> À faire
A - Pourriez-vous recopier, dans le texte fourni ci-dessous, tout ce qui va de « - Sur les dommages » jusqu'à « les intérêts moratoires. » ?
B - Répondez brièvement aux questions suivantes à partir du texte fourni ci-dessous :
(i) Quel article du code civil est invoqué pour la capitalisation des intérêts ?
(ii) Pour quelle créance les intérêts sont-ils dus à compter de la réception par l'employeur de la convocation devant le bureau de conciliation ?
(iii) Quelles sont les deux primes dont Mme [E] [Q] demandait le rappel ?

Mme [E] [Q] sera donc déboutée de ses demandes relatives à un rappel de prime hospitalière et de prime de remise en état.
- Sur les dommages et intérêts -
Si la société ESPS a fait, dans certains cas, une interprétation restrictive des textes en matière de rémunération et de primes attribuées à ses salariés, Mme [E] [Q] n'établit pas l'existence d'une volonté délibérée de l'employeur de la priver de ses droits. Il n'est pas plus démontré que la société ESPS, en première instance comme en appel, aurait agi dans une intention dilatoire ou fait dégénérer en abus l'exercice d'une action ou du recours. En outre, la salariée ne caractérise pas l'existence d'un préjudice autre que celui déjà réparé par les sommes allouées à titre de rappel d'éléments de rémunération et les intérêts moratoires.
Mme [E] [Q] sera déboutée de sa demande de dommages et intérêts.
- Sur les intérêts -
Les intérêts au taux légal avec capitalisation, en application de l'article 1154 du code civil, sont dus sur la seule créance au titre du treizième mois à compter de la date de réception par l'employeur de la convocation devant le bureau de conciliation, et pour les autres créances salariales, à compter de la date de la première audience à laquelle elles ont été réclamées.

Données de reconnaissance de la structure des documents
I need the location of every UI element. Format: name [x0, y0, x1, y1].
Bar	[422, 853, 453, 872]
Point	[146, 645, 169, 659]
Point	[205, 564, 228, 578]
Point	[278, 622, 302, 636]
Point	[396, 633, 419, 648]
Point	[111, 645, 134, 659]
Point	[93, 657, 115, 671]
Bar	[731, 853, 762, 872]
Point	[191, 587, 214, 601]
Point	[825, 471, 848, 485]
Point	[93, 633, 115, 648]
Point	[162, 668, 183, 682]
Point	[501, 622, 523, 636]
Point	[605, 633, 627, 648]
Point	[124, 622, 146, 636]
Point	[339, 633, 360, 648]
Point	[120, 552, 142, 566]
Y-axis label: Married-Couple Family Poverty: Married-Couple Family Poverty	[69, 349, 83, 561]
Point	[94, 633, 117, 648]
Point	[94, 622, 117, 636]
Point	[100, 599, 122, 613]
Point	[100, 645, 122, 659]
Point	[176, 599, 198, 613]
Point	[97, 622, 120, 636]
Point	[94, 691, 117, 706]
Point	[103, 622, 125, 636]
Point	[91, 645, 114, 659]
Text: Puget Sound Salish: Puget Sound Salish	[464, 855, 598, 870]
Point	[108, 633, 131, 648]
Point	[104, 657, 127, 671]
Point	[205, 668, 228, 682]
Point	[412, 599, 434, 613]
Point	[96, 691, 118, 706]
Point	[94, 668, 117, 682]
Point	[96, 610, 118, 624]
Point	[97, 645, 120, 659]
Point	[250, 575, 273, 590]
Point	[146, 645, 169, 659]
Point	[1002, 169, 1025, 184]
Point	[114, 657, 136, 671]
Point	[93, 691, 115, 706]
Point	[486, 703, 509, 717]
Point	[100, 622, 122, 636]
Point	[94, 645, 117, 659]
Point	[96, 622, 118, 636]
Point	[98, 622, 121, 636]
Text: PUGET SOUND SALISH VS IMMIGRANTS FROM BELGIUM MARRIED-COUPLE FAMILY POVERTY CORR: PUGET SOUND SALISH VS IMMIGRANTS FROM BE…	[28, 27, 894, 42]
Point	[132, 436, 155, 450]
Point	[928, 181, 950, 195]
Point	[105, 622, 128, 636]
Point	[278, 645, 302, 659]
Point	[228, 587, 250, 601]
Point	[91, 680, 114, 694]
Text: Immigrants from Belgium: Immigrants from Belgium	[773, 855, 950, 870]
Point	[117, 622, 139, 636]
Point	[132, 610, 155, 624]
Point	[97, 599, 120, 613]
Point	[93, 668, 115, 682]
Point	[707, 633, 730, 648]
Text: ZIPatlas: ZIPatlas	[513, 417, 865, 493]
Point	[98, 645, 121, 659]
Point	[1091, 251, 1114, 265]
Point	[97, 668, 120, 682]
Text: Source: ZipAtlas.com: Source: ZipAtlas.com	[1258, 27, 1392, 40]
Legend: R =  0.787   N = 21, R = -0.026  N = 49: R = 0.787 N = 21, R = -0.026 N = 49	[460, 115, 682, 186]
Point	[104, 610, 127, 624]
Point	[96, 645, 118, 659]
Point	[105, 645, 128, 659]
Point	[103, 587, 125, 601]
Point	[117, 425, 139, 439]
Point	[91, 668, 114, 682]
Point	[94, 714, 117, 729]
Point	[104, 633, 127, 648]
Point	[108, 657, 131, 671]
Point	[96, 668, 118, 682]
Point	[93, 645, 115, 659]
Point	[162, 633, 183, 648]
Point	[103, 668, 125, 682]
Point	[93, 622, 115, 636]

> Réponses
A -
- Sur les dommages et intérêts -
Si la société ESPS a fait, dans certains cas, une interprétation restrictive des textes en matière de rémunération et de primes attribuées à ses salariés, Mme [E] [Q] n'établit pas l'existence d'une volonté délibérée de l'employeur de la priver de ses droits. Il n'est pas plus démontré que la société ESPS, en première instance comme en appel, aurait agi dans une intention dilatoire ou fait dégénérer en abus l'exercice d'une action ou du recours. En outre, la salariée ne caractérise pas l'existence d'un préjudice autre que celui déjà réparé par les sommes allouées à titre de rappel d'éléments de rémunération et les intérêts moratoires.

B -
(i) L'article 1154 du code civil.
(ii) La créance au titre du treizième mois.
(iii) La prime hospitalière et la prime de remise en état.